*INFORMATION SHOWN*.
* * * * *

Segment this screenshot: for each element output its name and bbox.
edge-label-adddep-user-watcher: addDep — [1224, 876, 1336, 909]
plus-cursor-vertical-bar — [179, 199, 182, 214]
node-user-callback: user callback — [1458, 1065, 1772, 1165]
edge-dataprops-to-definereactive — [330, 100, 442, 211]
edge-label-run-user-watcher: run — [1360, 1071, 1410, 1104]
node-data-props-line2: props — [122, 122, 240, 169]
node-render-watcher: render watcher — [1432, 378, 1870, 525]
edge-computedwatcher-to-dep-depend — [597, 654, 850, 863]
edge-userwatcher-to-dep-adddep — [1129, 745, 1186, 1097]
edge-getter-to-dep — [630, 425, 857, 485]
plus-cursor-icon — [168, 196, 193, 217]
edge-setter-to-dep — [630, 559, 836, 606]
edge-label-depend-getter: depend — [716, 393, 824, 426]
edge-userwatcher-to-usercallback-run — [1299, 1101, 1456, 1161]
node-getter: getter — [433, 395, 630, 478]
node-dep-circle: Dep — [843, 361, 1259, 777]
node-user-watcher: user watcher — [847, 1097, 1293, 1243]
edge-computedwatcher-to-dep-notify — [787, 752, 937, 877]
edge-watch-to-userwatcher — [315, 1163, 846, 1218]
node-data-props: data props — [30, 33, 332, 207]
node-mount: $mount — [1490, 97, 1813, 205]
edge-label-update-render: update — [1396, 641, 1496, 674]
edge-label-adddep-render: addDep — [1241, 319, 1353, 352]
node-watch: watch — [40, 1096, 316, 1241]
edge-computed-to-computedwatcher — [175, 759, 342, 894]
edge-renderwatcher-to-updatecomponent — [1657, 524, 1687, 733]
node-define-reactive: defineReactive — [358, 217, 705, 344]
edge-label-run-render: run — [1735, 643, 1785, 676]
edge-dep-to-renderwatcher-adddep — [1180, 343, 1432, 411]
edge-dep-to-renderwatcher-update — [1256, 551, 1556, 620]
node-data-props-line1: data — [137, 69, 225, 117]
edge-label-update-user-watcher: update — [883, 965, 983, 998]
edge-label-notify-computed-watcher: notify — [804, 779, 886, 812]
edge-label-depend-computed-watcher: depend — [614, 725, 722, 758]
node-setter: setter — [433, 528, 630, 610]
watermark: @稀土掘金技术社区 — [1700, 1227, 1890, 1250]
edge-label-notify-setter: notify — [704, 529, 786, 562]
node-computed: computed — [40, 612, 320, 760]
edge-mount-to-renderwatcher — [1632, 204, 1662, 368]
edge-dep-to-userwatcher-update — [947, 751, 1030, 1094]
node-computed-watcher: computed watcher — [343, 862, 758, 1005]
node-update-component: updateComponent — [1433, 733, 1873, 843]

* * * * *

*WHAT YOU NEED TO DO*. Rewrite the entries with "notify" changed to "trigger" wherever it appears, leaving everything else the same.

*EXPECTED ANSWER*.
Segment this screenshot: for each element output its name and bbox.
edge-label-adddep-user-watcher: addDep — [1224, 876, 1336, 909]
plus-cursor-vertical-bar — [179, 199, 182, 214]
node-user-callback: user callback — [1458, 1065, 1772, 1165]
edge-dataprops-to-definereactive — [330, 100, 442, 211]
edge-label-run-user-watcher: run — [1360, 1071, 1410, 1104]
node-data-props-line2: props — [122, 122, 240, 169]
node-render-watcher: render watcher — [1432, 378, 1870, 525]
edge-computedwatcher-to-dep-depend — [597, 654, 850, 863]
edge-userwatcher-to-dep-adddep — [1129, 745, 1186, 1097]
edge-getter-to-dep — [630, 425, 857, 485]
plus-cursor-icon — [168, 196, 193, 217]
edge-setter-to-dep — [630, 559, 836, 606]
edge-label-depend-getter: depend — [716, 393, 824, 426]
edge-userwatcher-to-usercallback-run — [1299, 1101, 1456, 1161]
node-getter: getter — [433, 395, 630, 478]
node-dep-circle: Dep — [843, 361, 1259, 777]
node-user-watcher: user watcher — [847, 1097, 1293, 1243]
edge-computedwatcher-to-dep-trigger — [787, 752, 937, 877]
edge-watch-to-userwatcher — [315, 1163, 846, 1218]
node-data-props: data props — [30, 33, 332, 207]
node-mount: $mount — [1490, 97, 1813, 205]
edge-label-update-render: update — [1396, 641, 1496, 674]
edge-label-adddep-render: addDep — [1241, 319, 1353, 352]
node-watch: watch — [40, 1096, 316, 1241]
edge-computed-to-computedwatcher — [175, 759, 342, 894]
edge-renderwatcher-to-updatecomponent — [1657, 524, 1687, 733]
node-define-reactive: defineReactive — [358, 217, 705, 344]
edge-label-run-render: run — [1735, 643, 1785, 676]
edge-dep-to-renderwatcher-adddep — [1180, 343, 1432, 411]
edge-dep-to-renderwatcher-update — [1256, 551, 1556, 620]
node-data-props-line1: data — [137, 69, 225, 117]
edge-label-update-user-watcher: update — [883, 965, 983, 998]
edge-label-trigger-computed-watcher: trigger — [804, 779, 886, 812]
edge-label-depend-computed-watcher: depend — [614, 725, 722, 758]
node-setter: setter — [433, 528, 630, 610]
watermark: @稀土掘金技术社区 — [1700, 1227, 1890, 1250]
edge-label-trigger-setter: trigger — [704, 529, 786, 562]
node-computed: computed — [40, 612, 320, 760]
edge-mount-to-renderwatcher — [1632, 204, 1662, 368]
edge-dep-to-userwatcher-update — [947, 751, 1030, 1094]
node-computed-watcher: computed watcher — [343, 862, 758, 1005]
node-update-component: updateComponent — [1433, 733, 1873, 843]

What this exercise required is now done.